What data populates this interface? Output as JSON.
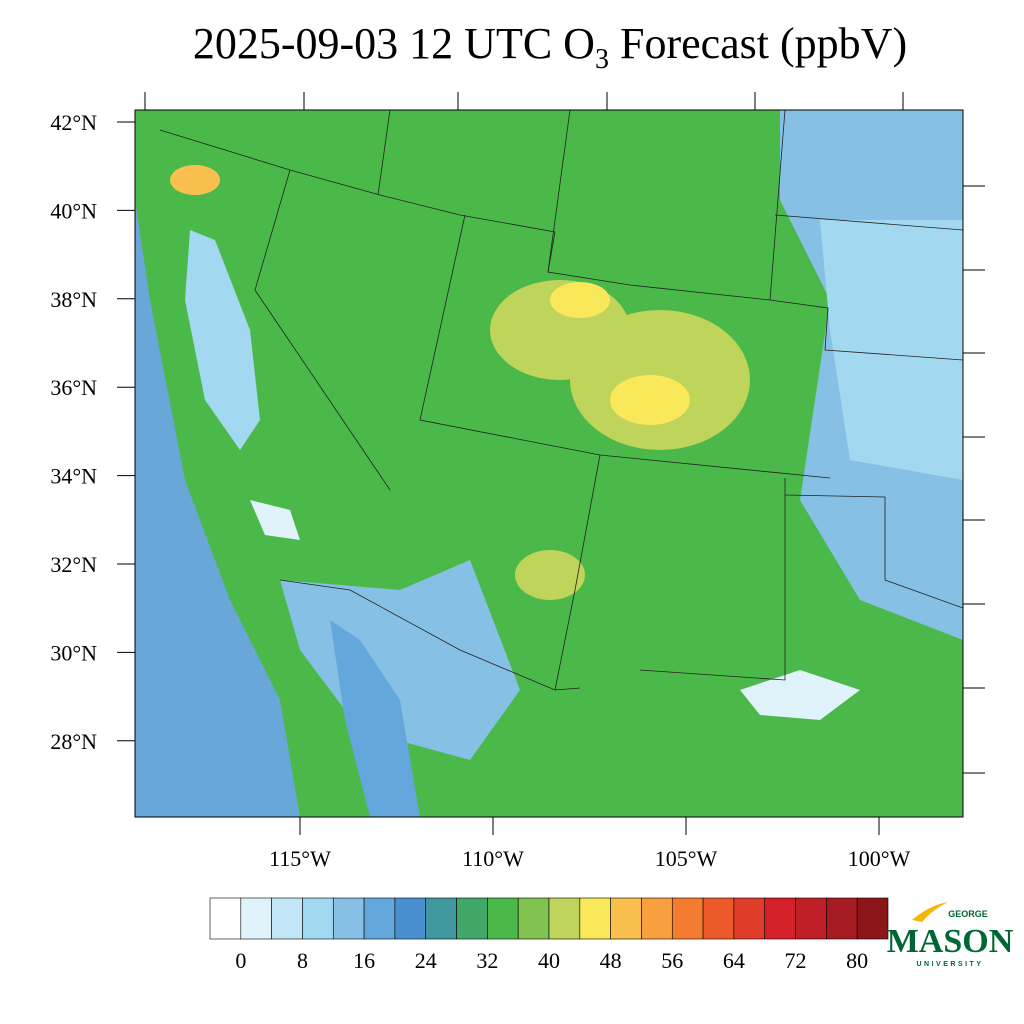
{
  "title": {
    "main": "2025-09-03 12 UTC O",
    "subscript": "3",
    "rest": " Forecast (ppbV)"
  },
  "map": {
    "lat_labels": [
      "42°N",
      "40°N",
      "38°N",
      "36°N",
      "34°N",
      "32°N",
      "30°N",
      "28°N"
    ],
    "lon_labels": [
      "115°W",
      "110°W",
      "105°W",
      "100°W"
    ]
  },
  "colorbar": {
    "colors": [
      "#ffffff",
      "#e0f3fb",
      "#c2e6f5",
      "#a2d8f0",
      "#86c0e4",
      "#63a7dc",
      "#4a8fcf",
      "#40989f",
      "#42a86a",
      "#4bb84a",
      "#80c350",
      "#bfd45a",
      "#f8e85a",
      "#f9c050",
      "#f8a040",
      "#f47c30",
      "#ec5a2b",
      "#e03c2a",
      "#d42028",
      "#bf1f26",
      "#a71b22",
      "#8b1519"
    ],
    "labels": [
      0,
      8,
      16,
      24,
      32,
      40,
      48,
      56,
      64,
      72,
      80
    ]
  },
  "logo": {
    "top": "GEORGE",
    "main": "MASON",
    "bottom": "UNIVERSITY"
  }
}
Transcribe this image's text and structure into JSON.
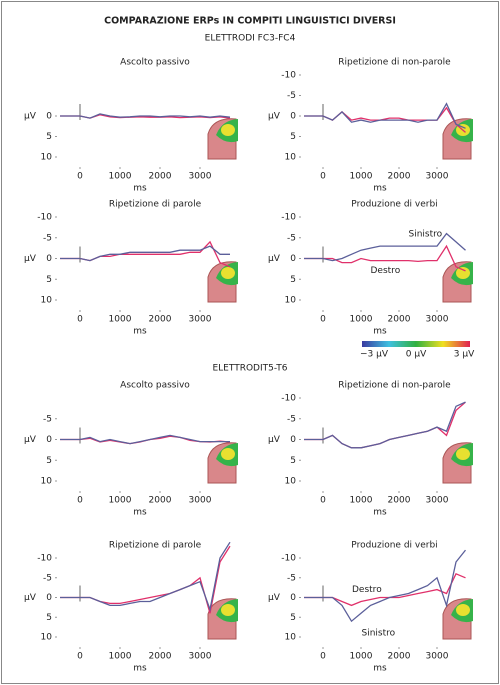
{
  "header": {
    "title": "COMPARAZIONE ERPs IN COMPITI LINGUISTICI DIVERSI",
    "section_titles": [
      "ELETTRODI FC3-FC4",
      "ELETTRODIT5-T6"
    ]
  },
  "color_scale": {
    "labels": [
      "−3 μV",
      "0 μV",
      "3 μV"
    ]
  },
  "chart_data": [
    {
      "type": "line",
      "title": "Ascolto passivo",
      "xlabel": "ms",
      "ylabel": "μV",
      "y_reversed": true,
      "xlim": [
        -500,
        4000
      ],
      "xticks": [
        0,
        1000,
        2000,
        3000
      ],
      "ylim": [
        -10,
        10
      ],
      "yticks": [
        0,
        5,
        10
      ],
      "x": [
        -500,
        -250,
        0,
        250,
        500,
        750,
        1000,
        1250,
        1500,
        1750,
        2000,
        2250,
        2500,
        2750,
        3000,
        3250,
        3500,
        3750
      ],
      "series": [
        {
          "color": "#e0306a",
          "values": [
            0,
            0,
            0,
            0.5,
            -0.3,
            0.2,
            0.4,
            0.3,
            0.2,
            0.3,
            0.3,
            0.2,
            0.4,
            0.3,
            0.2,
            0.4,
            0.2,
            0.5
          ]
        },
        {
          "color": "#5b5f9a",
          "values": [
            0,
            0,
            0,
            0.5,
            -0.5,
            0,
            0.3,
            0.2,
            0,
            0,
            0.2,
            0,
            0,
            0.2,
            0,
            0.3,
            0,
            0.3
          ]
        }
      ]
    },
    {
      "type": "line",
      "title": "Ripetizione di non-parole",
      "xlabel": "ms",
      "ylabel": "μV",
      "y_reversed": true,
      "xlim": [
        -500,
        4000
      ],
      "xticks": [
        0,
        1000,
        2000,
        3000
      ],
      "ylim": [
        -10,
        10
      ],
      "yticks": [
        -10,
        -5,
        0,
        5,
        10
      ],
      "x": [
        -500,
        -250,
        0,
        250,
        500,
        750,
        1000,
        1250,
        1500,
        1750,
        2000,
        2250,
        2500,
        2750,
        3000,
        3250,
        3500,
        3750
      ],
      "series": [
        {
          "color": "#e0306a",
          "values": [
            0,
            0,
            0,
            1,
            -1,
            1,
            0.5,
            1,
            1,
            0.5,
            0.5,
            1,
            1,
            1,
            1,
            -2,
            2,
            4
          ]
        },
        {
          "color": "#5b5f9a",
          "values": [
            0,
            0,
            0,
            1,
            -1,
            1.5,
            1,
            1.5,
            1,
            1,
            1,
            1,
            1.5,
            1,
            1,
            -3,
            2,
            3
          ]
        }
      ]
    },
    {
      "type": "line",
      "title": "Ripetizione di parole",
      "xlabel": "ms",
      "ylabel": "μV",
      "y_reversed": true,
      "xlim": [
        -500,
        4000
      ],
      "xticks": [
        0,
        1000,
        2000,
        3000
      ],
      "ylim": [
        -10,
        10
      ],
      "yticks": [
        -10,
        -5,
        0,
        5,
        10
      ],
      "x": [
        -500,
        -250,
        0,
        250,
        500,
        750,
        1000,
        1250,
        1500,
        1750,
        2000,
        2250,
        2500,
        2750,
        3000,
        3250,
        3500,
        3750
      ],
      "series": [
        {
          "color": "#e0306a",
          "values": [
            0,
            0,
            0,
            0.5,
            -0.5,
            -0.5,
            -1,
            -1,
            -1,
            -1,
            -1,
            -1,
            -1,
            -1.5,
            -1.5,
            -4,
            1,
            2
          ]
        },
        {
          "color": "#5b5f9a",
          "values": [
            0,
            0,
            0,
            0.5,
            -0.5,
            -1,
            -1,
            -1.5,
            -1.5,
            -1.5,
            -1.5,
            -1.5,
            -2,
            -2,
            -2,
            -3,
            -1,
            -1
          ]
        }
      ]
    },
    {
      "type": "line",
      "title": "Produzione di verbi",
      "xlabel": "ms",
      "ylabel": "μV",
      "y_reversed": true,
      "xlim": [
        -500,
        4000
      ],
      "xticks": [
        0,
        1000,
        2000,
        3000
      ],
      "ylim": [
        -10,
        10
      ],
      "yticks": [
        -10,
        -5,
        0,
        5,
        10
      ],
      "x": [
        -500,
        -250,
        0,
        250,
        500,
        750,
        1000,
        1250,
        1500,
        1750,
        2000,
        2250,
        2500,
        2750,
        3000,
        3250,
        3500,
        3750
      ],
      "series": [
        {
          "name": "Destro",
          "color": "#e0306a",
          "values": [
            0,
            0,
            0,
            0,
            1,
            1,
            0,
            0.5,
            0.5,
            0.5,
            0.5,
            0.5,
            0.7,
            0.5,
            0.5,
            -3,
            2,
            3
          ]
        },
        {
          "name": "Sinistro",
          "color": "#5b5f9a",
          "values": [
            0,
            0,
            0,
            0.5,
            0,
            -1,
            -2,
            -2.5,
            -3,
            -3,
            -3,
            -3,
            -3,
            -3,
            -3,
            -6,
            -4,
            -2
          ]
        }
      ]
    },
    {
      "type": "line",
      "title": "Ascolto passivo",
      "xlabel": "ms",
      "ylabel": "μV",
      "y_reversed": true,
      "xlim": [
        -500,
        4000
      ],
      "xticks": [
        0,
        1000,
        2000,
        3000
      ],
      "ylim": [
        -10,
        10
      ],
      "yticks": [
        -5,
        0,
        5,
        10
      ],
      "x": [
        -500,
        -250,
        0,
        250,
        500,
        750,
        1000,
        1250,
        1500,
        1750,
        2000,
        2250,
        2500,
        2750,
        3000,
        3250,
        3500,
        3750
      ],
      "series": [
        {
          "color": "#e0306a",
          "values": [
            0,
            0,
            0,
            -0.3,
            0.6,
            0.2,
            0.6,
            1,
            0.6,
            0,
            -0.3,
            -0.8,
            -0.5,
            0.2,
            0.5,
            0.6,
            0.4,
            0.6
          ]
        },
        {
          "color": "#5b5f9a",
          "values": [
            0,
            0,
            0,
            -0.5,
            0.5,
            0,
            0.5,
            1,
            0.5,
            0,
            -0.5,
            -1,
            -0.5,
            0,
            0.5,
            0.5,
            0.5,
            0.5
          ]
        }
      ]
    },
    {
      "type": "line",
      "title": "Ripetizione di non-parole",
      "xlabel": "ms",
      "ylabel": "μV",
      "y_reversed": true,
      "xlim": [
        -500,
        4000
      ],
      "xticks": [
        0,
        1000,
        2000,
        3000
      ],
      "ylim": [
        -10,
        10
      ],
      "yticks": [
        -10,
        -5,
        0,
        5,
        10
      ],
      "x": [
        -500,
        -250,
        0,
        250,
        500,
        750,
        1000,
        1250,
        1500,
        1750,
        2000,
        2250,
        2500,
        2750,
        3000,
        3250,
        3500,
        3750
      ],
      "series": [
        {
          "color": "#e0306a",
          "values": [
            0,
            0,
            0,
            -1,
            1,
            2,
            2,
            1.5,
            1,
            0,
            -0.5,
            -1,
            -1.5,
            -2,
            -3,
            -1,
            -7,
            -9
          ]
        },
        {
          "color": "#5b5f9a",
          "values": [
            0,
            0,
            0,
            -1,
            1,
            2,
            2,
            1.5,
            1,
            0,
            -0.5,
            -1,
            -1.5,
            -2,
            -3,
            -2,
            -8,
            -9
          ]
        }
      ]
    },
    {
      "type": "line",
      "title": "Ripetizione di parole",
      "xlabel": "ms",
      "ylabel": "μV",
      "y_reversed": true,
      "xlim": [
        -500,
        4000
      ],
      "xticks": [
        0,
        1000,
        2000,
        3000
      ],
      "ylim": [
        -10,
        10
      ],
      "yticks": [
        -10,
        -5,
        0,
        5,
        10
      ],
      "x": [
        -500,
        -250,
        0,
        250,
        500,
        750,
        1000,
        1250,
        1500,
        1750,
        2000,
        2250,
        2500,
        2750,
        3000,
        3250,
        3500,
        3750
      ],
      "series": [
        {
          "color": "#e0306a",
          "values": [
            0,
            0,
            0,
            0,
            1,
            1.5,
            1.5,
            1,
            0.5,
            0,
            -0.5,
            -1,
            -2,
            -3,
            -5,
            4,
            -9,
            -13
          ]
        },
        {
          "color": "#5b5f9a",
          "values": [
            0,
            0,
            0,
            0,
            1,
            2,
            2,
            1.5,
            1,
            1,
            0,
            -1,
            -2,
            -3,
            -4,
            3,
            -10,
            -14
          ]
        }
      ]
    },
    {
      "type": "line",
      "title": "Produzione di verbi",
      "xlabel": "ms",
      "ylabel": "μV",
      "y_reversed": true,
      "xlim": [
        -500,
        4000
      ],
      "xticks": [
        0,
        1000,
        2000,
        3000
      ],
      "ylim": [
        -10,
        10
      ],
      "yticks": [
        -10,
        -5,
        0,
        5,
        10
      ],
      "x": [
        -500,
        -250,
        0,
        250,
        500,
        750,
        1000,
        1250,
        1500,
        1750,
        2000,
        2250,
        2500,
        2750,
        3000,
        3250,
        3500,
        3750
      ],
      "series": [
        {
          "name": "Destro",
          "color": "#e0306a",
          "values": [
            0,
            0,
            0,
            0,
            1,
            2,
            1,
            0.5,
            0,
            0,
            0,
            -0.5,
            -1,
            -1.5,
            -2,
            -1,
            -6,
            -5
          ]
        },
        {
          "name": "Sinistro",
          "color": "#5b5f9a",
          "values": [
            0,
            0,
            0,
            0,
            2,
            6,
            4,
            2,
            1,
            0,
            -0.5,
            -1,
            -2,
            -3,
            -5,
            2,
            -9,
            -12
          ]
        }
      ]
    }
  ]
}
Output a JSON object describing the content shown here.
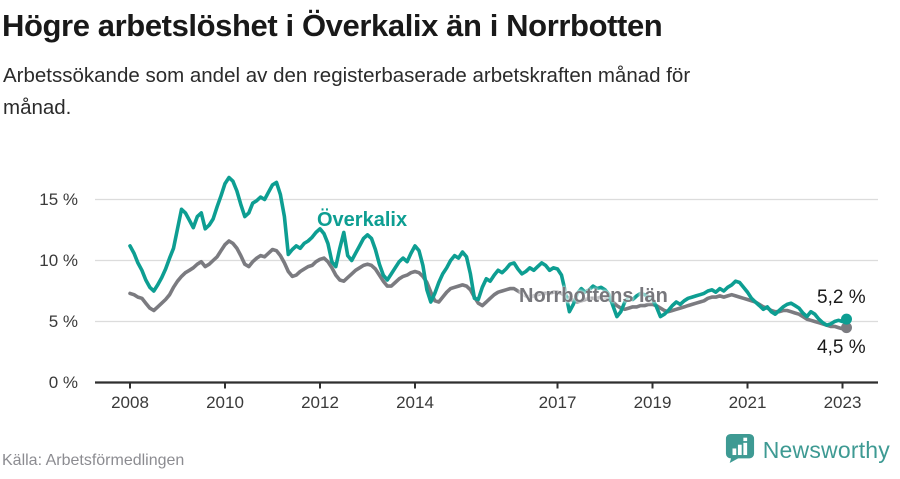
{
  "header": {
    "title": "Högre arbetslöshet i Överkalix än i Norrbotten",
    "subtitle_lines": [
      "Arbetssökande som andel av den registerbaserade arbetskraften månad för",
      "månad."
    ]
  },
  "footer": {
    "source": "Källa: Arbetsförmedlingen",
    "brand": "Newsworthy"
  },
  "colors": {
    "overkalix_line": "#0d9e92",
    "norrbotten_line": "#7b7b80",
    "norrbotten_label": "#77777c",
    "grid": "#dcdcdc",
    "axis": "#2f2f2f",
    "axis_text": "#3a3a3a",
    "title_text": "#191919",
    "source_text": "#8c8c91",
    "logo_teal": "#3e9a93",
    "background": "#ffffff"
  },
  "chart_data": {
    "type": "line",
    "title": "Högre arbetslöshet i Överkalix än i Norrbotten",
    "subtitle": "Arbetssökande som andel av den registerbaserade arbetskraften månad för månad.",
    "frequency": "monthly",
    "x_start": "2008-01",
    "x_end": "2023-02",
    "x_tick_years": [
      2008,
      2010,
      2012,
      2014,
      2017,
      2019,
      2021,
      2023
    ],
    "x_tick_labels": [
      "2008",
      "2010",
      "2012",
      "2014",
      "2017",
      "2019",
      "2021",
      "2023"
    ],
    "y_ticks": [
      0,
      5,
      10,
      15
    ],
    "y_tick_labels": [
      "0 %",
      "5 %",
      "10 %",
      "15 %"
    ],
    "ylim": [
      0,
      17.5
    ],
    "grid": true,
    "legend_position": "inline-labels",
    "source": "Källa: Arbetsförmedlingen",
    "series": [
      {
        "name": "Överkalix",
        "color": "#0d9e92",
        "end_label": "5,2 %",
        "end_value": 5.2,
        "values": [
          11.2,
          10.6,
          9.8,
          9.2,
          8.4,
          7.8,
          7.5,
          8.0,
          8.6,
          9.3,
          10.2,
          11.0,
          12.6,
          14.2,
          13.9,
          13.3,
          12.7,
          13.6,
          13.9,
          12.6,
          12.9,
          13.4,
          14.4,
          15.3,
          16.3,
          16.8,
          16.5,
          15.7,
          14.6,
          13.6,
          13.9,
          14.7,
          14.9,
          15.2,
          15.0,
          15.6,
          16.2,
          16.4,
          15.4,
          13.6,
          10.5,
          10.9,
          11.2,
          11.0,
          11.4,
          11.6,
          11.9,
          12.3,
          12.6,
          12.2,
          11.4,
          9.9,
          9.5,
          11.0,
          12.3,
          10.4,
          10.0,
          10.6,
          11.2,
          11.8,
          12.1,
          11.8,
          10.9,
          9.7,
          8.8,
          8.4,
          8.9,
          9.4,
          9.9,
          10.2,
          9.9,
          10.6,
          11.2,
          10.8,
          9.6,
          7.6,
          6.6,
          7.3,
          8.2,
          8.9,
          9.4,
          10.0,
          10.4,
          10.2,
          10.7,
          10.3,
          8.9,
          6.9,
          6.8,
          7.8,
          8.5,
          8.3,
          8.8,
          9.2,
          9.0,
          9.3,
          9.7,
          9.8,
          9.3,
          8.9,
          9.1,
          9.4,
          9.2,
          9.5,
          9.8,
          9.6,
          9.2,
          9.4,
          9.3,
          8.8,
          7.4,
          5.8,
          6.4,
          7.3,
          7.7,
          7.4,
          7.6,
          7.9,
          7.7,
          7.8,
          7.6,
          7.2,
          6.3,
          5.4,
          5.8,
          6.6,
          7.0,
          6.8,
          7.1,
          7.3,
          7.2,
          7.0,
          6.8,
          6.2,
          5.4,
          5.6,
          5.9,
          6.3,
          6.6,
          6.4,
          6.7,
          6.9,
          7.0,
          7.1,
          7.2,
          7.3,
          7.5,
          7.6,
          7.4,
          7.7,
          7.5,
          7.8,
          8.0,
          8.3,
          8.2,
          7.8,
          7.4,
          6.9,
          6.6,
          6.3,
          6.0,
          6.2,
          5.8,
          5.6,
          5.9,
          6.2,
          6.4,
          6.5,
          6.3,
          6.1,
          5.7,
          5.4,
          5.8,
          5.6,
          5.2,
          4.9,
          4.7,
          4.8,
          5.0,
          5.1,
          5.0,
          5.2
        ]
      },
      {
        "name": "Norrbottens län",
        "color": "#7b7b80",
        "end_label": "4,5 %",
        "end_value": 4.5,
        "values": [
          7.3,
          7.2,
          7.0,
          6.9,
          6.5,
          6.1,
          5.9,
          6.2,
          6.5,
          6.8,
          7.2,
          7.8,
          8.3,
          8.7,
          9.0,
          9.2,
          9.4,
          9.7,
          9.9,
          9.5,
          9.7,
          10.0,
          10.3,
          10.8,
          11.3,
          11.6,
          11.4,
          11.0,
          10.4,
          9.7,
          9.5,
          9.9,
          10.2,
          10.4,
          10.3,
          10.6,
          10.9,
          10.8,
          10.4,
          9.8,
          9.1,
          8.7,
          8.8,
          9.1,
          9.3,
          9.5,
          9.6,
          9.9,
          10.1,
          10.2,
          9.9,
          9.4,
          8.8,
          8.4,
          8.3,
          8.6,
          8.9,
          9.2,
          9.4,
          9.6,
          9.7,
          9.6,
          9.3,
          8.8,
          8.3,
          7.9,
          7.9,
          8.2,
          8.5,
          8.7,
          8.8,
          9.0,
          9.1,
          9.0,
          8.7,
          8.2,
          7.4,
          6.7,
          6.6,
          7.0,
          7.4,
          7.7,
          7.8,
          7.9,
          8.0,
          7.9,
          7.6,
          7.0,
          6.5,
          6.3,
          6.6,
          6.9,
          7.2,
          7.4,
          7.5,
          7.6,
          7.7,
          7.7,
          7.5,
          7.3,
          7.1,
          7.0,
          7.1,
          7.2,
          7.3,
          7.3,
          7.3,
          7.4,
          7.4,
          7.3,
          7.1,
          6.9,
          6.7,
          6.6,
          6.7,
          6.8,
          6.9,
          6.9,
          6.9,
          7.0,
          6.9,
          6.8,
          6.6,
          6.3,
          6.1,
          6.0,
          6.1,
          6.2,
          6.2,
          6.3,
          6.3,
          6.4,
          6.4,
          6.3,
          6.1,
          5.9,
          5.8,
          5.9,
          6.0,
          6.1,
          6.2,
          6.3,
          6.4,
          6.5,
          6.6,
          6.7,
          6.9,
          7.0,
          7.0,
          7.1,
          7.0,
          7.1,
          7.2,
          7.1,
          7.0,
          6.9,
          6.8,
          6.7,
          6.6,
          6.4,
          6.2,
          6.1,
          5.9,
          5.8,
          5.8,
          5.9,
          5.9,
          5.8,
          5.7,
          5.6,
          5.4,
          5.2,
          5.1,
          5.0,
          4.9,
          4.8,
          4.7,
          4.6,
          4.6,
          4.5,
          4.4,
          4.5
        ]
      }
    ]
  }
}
══════════════════════════════
## What you need to do
Which lines of the data above contain "månad"? Copy each one.

## The output
      "Arbetssökande som andel av den registerbaserade arbetskraften månad för",
      "månad."
    "subtitle": "Arbetssökande som andel av den registerbaserade arbetskraften månad för månad.",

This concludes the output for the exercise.